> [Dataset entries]

[start]

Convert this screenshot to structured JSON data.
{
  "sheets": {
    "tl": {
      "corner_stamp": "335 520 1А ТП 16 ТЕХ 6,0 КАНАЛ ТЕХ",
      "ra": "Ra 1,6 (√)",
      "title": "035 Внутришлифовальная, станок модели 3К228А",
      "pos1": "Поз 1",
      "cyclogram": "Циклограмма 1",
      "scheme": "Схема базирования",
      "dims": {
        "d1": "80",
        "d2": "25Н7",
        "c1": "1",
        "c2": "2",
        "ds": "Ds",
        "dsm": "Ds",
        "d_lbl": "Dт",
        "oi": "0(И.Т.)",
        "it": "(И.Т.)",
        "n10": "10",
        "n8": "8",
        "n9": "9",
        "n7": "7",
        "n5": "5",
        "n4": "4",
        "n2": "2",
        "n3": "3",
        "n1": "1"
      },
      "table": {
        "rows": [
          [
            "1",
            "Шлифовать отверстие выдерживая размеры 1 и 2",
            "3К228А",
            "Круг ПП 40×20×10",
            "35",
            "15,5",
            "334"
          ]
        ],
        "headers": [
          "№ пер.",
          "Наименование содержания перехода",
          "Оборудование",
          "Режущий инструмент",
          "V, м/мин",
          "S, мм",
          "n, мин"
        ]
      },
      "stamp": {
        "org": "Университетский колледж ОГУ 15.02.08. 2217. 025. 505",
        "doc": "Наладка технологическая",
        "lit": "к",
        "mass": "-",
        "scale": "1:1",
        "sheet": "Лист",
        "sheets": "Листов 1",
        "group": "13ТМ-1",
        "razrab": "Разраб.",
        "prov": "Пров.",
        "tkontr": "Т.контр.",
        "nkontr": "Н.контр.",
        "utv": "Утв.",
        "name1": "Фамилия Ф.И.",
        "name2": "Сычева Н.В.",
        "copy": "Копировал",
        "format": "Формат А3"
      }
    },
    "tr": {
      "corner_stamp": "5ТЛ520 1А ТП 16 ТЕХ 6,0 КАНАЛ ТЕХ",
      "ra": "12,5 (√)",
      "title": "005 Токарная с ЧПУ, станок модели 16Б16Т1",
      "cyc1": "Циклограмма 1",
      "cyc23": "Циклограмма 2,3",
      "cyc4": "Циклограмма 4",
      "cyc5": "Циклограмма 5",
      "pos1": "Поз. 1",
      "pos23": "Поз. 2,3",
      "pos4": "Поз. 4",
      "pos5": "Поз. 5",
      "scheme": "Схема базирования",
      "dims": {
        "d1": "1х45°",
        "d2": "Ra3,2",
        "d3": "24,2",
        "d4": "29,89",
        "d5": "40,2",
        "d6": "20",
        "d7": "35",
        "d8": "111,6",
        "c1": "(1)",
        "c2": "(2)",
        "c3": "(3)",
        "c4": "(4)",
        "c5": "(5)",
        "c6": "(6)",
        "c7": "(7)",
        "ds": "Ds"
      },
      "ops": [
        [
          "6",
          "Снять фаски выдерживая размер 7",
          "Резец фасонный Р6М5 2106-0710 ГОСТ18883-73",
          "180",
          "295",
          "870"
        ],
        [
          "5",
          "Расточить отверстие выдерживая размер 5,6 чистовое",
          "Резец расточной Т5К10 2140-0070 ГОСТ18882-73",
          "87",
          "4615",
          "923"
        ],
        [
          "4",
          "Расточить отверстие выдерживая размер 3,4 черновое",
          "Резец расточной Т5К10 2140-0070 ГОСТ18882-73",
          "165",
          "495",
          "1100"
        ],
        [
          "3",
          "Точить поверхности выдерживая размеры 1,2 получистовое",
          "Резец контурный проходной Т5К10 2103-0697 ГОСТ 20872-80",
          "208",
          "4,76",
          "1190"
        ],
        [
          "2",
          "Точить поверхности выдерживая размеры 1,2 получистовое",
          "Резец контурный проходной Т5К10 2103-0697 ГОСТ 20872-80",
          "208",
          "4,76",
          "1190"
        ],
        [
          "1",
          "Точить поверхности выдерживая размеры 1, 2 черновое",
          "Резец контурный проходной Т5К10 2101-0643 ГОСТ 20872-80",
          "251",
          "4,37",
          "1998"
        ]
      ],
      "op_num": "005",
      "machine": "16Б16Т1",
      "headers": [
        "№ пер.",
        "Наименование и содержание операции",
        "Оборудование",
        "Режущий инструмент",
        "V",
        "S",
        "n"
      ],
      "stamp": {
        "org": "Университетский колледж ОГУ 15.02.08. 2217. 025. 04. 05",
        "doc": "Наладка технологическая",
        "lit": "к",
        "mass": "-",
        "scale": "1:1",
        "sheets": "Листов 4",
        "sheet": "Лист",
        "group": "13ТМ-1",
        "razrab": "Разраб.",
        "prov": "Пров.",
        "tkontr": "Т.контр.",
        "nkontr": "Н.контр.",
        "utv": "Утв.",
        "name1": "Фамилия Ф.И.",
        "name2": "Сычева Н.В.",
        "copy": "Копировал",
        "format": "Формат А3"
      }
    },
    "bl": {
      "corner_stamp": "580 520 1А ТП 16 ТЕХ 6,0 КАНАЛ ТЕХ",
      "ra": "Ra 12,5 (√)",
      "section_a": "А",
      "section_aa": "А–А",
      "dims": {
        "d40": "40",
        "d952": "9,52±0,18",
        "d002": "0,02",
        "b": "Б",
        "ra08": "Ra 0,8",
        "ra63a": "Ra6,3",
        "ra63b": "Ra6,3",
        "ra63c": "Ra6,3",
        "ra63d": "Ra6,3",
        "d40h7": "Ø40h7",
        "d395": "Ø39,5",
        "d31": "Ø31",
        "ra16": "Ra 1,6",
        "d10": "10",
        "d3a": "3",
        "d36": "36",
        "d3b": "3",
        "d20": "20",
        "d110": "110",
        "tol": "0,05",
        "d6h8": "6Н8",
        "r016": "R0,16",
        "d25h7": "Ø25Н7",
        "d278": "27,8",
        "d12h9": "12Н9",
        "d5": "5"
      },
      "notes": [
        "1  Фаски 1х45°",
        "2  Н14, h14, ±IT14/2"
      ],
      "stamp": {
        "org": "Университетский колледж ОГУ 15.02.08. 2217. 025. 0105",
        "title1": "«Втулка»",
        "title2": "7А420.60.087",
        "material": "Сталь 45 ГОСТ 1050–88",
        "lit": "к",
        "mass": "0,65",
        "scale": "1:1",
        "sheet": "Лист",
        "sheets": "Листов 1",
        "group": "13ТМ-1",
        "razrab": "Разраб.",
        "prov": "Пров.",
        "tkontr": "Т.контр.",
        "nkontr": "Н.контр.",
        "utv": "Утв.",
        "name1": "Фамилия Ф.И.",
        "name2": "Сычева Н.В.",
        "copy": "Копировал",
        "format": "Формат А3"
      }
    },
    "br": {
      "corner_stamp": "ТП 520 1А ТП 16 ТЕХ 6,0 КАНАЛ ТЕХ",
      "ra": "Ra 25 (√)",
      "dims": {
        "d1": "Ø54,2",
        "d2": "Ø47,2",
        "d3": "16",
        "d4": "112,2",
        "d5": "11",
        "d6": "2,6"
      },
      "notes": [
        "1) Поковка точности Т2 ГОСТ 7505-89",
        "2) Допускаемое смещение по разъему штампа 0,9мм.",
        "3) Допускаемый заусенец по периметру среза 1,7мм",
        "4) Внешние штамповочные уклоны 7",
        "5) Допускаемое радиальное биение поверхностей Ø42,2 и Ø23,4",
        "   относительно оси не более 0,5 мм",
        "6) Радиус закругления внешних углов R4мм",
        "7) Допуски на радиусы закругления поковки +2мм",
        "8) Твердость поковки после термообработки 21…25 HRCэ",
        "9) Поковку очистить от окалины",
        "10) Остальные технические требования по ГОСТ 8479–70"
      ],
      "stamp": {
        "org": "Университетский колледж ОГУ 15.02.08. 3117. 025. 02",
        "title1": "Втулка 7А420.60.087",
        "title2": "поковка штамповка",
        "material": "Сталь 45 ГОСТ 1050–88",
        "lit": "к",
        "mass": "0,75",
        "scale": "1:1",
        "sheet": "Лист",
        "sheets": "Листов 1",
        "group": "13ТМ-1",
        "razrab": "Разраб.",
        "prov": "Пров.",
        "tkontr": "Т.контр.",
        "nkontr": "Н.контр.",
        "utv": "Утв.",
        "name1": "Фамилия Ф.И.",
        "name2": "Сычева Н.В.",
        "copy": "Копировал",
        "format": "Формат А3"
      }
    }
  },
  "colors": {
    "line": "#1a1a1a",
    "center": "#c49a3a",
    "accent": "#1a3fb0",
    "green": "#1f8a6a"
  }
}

[end]

Gather up the lines containing the word "инструмент" from these records and copy them.

          "Режущий инструмент",
        "Режущий инструмент",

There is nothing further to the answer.